▶ _INSTRUCTION 1_:
Answer these from the passage about Onslaught:
(a) Which new X-book does the writer say Marvel let Lobdell create?
(b) Which groups does the quoted plan say Onslaught will turn into true outsiders?
(c) What does the writer say people wonder about?
▶ _INSTRUCTION 2_:
Repeat part of the passage about Onslaught word for word. Begin at the words "And this pisses" and stop after "has no control.".

Start PASSAGE PROVIDED

And this pisses me off. It pisses me off because Marvel let Lobdell
create a whole new X-book (Generation X) for NO OTHER PURPOSE THAN TO
EXPLAIN AWAY THE TATTOO ON BISHOP'S FACE! It pisses me off because
Lobdell created what could have been a great book, then let his burning
desire to play God with the entire X-Universe ruin his ability to write
a decent story for the book he created. It pisses me off because I
actually put some emotional interest into the GenX kids (not to mention
time and money), and now this book is going to fall by the wayside as a
result of Onslaught and get lost in a sea of plot movements over which
it has no control.
I read what they had planned for the main Marvel Universe in the wake
of Onslaught, and quite frankly, I'm disgusted. "How big is Onslaught
and its finale? Big enough to turn the X-Men, X-Force, Generation X and
the rest of the mighty mutants into true outsiders, driven from the X-
Mansion into a world that doesn't just fear and hate them -- it wants
them dead."
And people wonder why I want to reboot the Reclamation Squad.

End PASSAGE PROVIDED
Start SUPPLIED MATERIAL

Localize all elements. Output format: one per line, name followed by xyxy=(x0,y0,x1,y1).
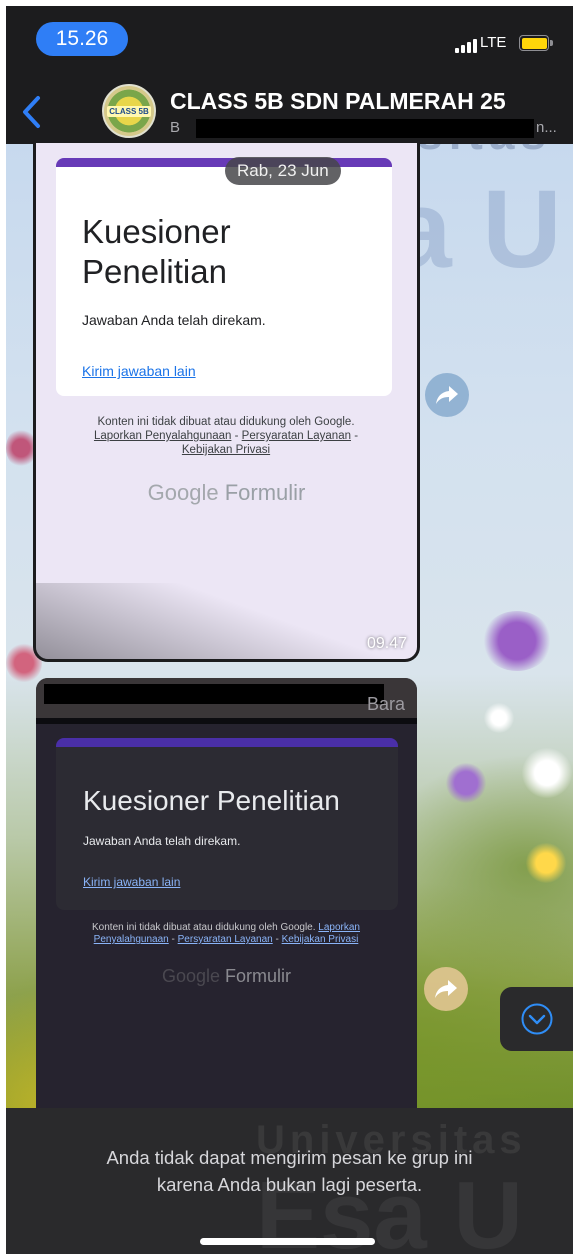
disclaimer-text: Konten ini tidak dibuat atau didukung ol… xyxy=(97,416,355,428)
brand-product: Formulir xyxy=(225,966,292,986)
status-time: 15.26 xyxy=(36,22,128,56)
avatar-text: CLASS 5B xyxy=(107,105,151,117)
sender-name-tail: Bara xyxy=(366,694,405,714)
submit-another-link[interactable]: Kirim jawaban lain xyxy=(82,363,196,379)
network-label: LTE xyxy=(480,34,507,51)
battery-icon xyxy=(519,35,553,51)
form-title: Kuesioner Penelitian xyxy=(82,213,231,290)
brand-product: Formulir xyxy=(224,480,306,505)
form-card: Kuesioner Penelitian Jawaban Anda telah … xyxy=(56,158,392,396)
forward-button[interactable] xyxy=(424,967,468,1011)
not-member-notice: Anda tidak dapat mengirim pesan ke grup … xyxy=(6,1144,573,1198)
form-disclaimer: Konten ini tidak dibuat atau didukung ol… xyxy=(92,922,360,945)
form-response-message: Jawaban Anda telah direkam. xyxy=(82,312,266,328)
form-response-message: Jawaban Anda telah direkam. xyxy=(83,834,241,848)
chevron-down-circle-icon xyxy=(521,1003,552,1035)
group-title[interactable]: CLASS 5B SDN PALMERAH 25 xyxy=(170,88,506,115)
brand-google: Google xyxy=(147,480,219,505)
back-chevron-icon xyxy=(23,96,40,128)
terms-link[interactable]: Persyaratan Layanan xyxy=(242,430,351,442)
form-title: Kuesioner Penelitian xyxy=(83,785,340,816)
scroll-to-bottom-button[interactable] xyxy=(500,987,573,1051)
report-abuse-link[interactable]: Laporkan Penyalahgunaan xyxy=(94,430,231,442)
status-bar: 15.26 LTE xyxy=(6,6,573,78)
notice-line-2: karena Anda bukan lagi peserta. xyxy=(156,1174,423,1195)
image-message[interactable]: Bara Kuesioner Penelitian Jawaban Anda t… xyxy=(36,678,417,1108)
sender-bar: Bara xyxy=(36,678,417,718)
back-button[interactable] xyxy=(16,92,50,132)
divider xyxy=(36,718,417,724)
brand-google: Google xyxy=(161,966,221,986)
redaction-bar xyxy=(196,119,534,138)
terms-link[interactable]: Persyaratan Layanan xyxy=(178,934,273,945)
privacy-link[interactable]: Kebijakan Privasi xyxy=(182,444,270,456)
signal-icon xyxy=(455,39,477,53)
date-chip: Rab, 23 Jun xyxy=(225,157,341,185)
home-indicator[interactable] xyxy=(200,1238,375,1245)
notice-line-1: Anda tidak dapat mengirim pesan ke grup … xyxy=(106,1147,473,1168)
message-time: 09.47 xyxy=(366,635,407,652)
chat-footer: Anda tidak dapat mengirim pesan ke grup … xyxy=(6,1108,573,1254)
phone-screen: Universitas Esa U 15.26 LTE CLASS 5B CLA… xyxy=(6,6,573,1254)
disclaimer-text: Konten ini tidak dibuat atau didukung ol… xyxy=(92,922,316,933)
google-forms-brand: Google Formulir xyxy=(36,480,417,506)
chat-header: CLASS 5B CLASS 5B SDN PALMERAH 25 B n... xyxy=(6,78,573,144)
group-avatar[interactable]: CLASS 5B xyxy=(102,84,156,138)
forward-icon xyxy=(436,386,458,404)
group-subtitle-tail: n... xyxy=(536,119,557,136)
image-shade xyxy=(36,583,417,659)
google-forms-brand: Google Formulir xyxy=(36,966,417,987)
image-message[interactable]: Kuesioner Penelitian Jawaban Anda telah … xyxy=(36,143,417,659)
redaction-bar xyxy=(44,684,384,704)
privacy-link[interactable]: Kebijakan Privasi xyxy=(282,934,359,945)
form-disclaimer: Konten ini tidak dibuat atau didukung ol… xyxy=(93,416,359,456)
forward-button[interactable] xyxy=(425,373,469,417)
forward-icon xyxy=(435,980,457,998)
form-card: Kuesioner Penelitian Jawaban Anda telah … xyxy=(56,738,398,910)
submit-another-link[interactable]: Kirim jawaban lain xyxy=(83,875,180,889)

End SUPPLIED MATERIAL

▶ _TASK OUTPUT 1_:
(a) Generation X.
(b) The X-Men, X-Force, Generation X and the rest of the mighty mutants.
(c) Why the writer wants to reboot the Reclamation Squad.

▶ _TASK OUTPUT 2_:
And this pisses me off. It pisses me off because Marvel let Lobdell
create a whole new X-book (Generation X) for NO OTHER PURPOSE THAN TO
EXPLAIN AWAY THE TATTOO ON BISHOP'S FACE! It pisses me off because
Lobdell created what could have been a great book, then let his burning
desire to play God with the entire X-Universe ruin his ability to write
a decent story for the book he created. It pisses me off because I
actually put some emotional interest into the GenX kids (not to mention
time and money), and now this book is going to fall by the wayside as a
result of Onslaught and get lost in a sea of plot movements over which
it has no control.